[begin TASK INPUTS]
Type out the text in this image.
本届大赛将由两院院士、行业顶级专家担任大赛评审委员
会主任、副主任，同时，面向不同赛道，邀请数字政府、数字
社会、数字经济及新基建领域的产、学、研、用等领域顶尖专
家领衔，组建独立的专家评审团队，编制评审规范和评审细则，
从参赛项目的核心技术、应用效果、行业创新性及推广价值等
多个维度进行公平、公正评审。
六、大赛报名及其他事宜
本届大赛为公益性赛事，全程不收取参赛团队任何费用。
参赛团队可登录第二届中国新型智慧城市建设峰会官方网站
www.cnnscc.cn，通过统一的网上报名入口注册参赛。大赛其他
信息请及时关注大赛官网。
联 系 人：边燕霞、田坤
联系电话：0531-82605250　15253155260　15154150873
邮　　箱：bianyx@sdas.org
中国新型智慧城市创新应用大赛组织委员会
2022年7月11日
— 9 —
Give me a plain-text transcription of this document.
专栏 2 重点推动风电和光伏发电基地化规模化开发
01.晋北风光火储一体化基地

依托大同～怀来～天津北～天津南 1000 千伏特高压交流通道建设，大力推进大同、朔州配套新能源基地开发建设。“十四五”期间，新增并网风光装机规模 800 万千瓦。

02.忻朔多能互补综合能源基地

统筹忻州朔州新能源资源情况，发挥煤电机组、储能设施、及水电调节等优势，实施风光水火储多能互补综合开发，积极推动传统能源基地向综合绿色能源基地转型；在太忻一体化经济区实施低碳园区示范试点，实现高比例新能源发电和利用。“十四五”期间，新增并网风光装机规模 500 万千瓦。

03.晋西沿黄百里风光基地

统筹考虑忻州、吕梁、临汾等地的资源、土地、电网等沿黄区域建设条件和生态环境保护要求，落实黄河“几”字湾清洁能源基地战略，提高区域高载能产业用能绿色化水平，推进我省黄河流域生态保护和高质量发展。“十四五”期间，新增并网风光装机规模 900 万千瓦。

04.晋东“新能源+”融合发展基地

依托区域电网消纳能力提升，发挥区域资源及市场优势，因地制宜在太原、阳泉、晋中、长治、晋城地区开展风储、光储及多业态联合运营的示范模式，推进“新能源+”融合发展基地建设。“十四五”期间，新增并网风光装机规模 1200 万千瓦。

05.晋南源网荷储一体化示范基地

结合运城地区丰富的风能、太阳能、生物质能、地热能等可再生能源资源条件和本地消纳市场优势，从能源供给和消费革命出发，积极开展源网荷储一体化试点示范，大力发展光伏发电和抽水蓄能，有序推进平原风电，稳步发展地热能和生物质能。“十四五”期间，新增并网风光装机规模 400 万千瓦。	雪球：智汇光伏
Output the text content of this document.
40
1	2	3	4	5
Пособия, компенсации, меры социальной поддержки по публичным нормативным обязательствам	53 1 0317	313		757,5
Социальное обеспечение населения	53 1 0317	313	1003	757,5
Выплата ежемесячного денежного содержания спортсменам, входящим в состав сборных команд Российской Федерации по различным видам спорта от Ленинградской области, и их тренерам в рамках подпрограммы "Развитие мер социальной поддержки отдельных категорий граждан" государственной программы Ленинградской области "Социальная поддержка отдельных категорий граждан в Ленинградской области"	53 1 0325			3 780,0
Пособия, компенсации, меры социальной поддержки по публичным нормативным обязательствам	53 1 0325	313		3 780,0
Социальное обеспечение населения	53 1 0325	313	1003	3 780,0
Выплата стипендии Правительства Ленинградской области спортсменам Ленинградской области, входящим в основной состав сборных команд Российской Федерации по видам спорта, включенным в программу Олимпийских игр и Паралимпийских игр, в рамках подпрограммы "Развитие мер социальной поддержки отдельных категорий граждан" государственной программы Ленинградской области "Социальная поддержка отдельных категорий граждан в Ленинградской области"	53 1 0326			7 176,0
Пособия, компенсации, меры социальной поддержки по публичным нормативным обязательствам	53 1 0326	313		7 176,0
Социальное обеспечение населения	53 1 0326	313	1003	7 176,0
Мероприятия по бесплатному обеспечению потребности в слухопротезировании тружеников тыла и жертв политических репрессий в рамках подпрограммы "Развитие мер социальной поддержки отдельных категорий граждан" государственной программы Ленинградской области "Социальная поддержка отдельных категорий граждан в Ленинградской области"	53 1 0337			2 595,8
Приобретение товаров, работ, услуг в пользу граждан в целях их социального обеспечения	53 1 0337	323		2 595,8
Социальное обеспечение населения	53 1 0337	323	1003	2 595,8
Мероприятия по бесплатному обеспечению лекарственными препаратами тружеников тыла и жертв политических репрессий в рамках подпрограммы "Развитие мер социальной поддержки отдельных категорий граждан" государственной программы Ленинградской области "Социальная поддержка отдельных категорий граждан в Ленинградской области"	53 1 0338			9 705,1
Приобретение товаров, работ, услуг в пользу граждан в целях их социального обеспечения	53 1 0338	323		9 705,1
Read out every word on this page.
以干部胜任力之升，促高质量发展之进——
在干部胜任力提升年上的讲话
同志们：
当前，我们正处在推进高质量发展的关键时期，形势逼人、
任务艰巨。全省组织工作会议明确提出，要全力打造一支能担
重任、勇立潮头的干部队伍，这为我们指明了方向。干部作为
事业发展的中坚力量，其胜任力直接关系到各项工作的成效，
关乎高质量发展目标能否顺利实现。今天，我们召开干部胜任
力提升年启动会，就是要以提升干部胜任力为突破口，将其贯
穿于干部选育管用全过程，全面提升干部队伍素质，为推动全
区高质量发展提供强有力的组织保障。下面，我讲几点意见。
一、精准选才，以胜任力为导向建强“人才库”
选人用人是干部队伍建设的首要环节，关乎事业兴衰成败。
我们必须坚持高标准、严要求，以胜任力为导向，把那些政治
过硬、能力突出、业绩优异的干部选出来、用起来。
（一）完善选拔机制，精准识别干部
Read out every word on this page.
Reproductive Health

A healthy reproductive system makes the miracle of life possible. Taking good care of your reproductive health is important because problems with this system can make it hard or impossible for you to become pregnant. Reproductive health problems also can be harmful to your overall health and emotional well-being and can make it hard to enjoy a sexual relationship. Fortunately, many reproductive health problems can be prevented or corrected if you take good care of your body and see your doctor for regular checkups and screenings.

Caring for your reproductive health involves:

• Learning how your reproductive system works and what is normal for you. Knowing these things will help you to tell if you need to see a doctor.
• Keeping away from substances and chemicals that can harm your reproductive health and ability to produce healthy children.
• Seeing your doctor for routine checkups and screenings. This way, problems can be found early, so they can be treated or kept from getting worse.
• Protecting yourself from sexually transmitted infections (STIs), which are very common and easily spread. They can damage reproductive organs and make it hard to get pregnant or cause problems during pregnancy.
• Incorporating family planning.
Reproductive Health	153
[end TASK INPUTS]
Scan the data above; copy every line where "спортсменам" appears.

Выплата ежемесячного денежного содержания спортсменам, входящим в состав сборных команд Российской Федерации по различным видам спорта от Ленинградской области, и их тренерам в рамках подпрограммы "Развитие мер социальной поддержки отдельных категорий граждан" государственной программы Ленинградской области "Социальная поддержка отдельных категорий граждан в Ленинградской области"	53 1 0325			3 780,0
Выплата стипендии Правительства Ленинградской области спортсменам Ленинградской области, входящим в основной состав сборных команд Российской Федерации по видам спорта, включенным в программу Олимпийских игр и Паралимпийских игр, в рамках подпрограммы "Развитие мер социальной поддержки отдельных категорий граждан" государственной программы Ленинградской области "Социальная поддержка отдельных категорий граждан в Ленинградской области"	53 1 0326			7 176,0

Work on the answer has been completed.